> _Task to carry out_:
Among the entries, which lines carry the string "sítě"? Copy each of them.

> _Entries provided_:
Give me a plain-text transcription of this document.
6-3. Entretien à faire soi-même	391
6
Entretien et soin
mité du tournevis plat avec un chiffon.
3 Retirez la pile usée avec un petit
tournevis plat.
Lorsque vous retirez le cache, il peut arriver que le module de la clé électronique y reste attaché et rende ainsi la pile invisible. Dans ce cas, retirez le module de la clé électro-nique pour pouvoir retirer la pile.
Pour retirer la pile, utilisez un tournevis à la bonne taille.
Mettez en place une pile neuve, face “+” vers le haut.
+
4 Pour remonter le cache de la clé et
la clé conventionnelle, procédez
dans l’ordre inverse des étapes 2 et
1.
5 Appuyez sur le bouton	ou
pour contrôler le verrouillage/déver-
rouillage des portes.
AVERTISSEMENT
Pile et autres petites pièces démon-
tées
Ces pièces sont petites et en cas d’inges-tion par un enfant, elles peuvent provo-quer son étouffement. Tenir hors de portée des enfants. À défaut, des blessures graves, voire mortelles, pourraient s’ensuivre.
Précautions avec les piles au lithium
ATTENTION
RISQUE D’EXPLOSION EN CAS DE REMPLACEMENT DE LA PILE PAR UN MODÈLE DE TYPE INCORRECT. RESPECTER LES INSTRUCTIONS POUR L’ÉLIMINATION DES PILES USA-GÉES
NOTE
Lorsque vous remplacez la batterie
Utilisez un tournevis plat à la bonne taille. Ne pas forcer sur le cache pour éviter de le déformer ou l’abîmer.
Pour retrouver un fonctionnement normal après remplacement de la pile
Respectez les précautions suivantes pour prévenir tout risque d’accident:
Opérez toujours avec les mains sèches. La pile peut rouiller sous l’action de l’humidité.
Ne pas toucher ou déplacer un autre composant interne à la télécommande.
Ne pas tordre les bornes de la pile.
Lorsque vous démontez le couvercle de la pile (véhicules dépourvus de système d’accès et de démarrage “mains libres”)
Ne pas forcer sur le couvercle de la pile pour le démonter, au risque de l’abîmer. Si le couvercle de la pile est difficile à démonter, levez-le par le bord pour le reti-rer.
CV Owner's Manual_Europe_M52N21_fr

...

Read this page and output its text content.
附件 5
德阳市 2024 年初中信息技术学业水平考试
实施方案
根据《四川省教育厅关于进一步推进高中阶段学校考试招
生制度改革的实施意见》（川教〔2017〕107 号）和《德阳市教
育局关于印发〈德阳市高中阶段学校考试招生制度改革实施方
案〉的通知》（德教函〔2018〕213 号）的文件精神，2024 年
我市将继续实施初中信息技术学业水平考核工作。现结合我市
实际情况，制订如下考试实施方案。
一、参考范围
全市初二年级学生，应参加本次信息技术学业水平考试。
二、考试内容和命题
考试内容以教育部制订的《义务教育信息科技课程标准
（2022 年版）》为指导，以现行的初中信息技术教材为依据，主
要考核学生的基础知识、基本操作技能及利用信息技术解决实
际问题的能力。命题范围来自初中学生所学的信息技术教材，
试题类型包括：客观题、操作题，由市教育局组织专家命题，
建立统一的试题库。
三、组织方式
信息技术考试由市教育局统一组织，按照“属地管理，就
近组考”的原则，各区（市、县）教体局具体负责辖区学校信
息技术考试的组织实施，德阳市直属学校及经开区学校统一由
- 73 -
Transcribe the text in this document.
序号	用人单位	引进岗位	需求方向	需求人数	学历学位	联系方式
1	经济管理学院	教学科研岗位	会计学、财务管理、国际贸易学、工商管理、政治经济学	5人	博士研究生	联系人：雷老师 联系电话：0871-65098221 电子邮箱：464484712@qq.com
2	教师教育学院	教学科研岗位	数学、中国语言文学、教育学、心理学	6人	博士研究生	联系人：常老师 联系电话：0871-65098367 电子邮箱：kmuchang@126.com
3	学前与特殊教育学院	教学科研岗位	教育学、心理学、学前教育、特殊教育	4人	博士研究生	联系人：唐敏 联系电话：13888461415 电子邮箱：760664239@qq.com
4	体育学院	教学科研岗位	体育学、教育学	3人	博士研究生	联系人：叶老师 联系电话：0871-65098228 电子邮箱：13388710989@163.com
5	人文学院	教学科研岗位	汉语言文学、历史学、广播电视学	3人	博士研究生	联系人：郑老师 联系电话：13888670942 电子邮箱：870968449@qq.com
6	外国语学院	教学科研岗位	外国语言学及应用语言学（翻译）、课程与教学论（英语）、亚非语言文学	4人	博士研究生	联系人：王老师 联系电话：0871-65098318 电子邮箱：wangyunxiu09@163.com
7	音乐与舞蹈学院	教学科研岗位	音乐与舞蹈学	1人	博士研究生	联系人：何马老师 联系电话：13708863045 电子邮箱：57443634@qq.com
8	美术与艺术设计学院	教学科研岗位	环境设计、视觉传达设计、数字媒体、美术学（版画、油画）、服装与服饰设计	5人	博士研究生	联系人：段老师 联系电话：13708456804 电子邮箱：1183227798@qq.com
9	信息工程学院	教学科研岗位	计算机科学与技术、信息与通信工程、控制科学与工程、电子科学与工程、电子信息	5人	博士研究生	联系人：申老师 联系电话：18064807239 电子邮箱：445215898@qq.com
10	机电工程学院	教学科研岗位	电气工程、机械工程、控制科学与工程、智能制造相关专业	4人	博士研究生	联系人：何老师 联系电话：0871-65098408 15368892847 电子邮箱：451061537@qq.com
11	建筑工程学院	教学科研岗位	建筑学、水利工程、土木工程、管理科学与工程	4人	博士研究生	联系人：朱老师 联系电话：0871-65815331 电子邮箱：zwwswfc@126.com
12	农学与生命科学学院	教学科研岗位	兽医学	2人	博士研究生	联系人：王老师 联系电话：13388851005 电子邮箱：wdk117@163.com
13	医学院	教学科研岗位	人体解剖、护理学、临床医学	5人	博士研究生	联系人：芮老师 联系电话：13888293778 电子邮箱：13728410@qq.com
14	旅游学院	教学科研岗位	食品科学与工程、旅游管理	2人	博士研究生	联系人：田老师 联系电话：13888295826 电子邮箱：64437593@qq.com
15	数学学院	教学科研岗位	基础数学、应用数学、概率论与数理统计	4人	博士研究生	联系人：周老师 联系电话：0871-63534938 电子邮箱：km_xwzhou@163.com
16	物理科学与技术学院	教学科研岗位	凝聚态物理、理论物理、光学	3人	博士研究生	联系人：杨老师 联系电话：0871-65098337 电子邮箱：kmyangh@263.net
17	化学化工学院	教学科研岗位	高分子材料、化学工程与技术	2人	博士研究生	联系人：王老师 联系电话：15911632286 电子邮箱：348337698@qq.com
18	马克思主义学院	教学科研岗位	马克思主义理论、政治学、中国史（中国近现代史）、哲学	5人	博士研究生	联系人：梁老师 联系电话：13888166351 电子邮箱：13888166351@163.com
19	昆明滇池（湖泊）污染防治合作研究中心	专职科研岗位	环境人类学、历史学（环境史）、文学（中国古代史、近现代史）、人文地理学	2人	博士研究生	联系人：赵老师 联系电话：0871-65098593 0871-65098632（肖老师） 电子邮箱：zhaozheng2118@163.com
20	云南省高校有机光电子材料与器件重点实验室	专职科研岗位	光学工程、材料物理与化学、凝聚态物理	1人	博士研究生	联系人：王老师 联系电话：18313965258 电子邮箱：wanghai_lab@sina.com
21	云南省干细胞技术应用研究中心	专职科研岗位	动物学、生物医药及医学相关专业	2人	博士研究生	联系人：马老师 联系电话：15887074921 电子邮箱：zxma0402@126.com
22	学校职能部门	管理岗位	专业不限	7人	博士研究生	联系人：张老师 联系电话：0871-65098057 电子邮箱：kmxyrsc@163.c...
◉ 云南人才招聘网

--

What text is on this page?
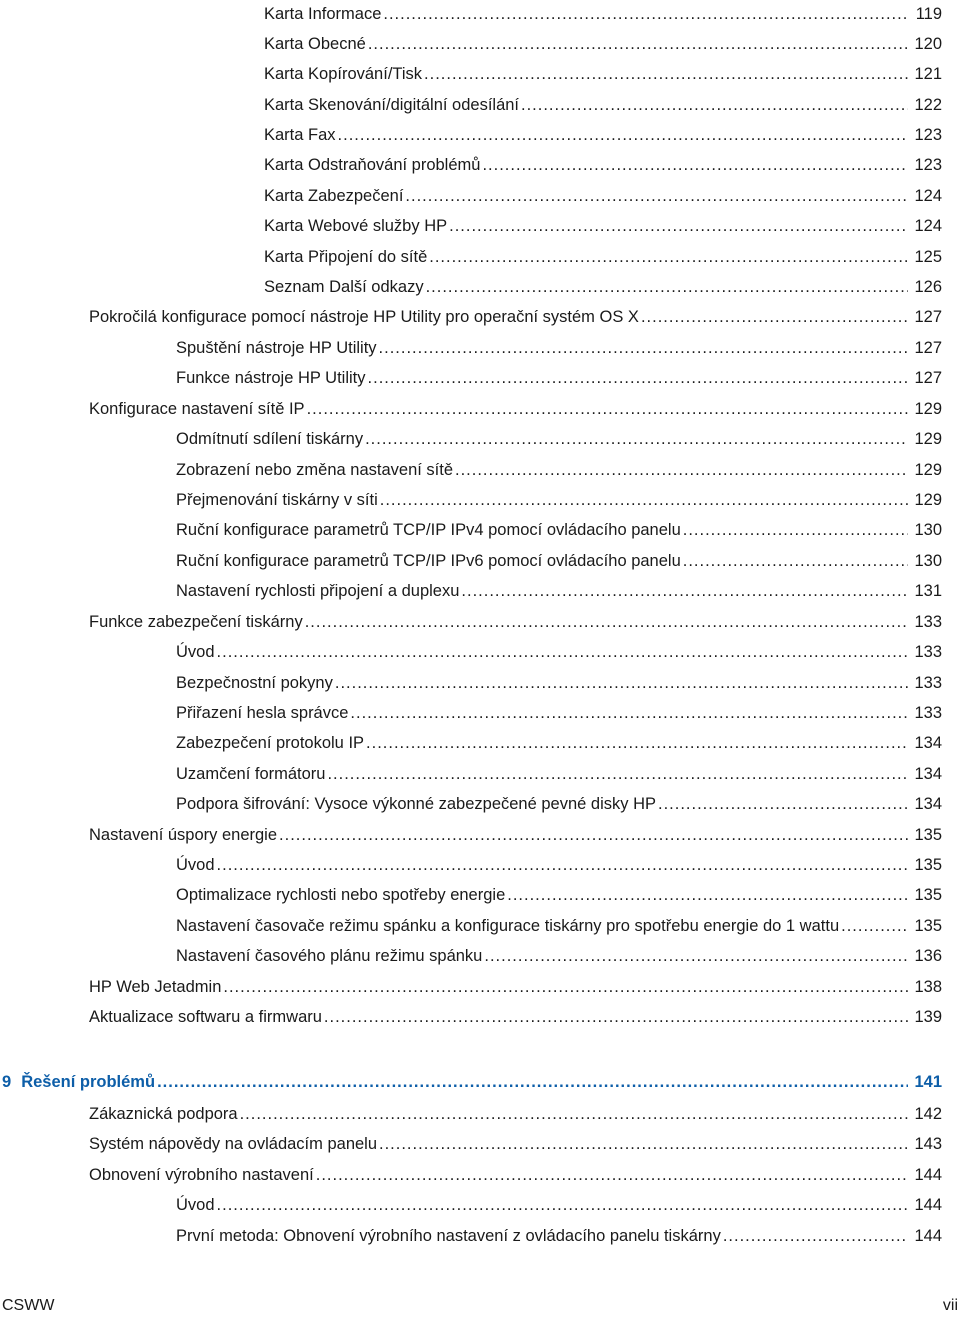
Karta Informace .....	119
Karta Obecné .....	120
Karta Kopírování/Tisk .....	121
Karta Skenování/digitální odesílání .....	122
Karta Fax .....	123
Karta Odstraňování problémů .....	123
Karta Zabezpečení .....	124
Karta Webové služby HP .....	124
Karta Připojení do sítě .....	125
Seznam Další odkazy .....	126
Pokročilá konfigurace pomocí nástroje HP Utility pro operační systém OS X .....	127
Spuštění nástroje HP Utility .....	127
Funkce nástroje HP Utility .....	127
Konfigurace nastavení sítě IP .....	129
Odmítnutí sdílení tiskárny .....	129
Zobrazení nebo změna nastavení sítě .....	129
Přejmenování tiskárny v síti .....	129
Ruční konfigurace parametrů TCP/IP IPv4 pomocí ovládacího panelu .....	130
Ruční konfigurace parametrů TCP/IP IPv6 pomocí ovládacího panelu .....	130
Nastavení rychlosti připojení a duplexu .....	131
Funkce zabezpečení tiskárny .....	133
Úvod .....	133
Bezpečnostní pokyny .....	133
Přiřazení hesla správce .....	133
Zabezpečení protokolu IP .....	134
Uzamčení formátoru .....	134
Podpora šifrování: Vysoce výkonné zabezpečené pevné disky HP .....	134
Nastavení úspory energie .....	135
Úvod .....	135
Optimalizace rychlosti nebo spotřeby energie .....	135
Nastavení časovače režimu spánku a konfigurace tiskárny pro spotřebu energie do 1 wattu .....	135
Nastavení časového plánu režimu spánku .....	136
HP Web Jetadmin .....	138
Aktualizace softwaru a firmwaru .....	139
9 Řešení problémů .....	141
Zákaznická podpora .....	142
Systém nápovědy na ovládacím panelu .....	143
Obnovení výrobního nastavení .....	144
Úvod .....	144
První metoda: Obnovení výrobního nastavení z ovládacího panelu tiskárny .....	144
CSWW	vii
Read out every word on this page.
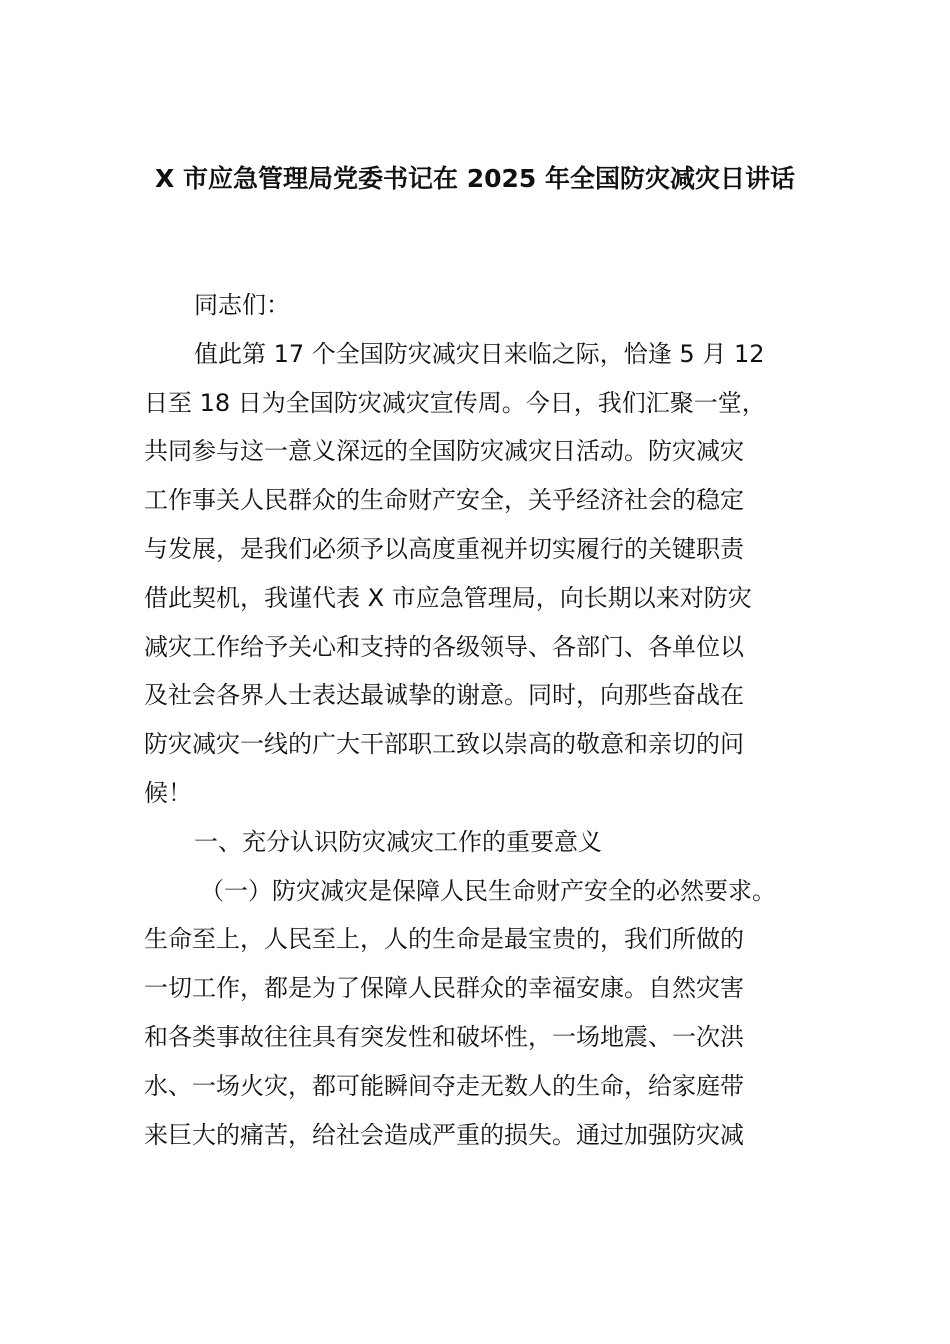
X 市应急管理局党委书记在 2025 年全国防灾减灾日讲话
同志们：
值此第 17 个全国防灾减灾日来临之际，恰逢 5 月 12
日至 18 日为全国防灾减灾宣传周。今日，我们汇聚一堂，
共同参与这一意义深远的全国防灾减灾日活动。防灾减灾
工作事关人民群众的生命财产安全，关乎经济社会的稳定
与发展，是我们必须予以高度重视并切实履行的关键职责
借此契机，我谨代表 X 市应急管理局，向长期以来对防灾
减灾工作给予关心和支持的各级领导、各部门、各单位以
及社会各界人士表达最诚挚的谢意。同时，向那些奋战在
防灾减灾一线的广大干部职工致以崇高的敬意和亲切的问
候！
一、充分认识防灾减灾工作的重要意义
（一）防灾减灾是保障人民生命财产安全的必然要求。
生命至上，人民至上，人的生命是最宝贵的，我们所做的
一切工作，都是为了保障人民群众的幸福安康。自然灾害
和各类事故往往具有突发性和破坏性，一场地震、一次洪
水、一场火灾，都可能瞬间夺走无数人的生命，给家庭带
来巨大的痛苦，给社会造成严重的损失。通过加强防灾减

> _Result_:
Karta Připojení do sítě .....	125
Konfigurace nastavení sítě IP .....	129
Zobrazení nebo změna nastavení sítě .....	129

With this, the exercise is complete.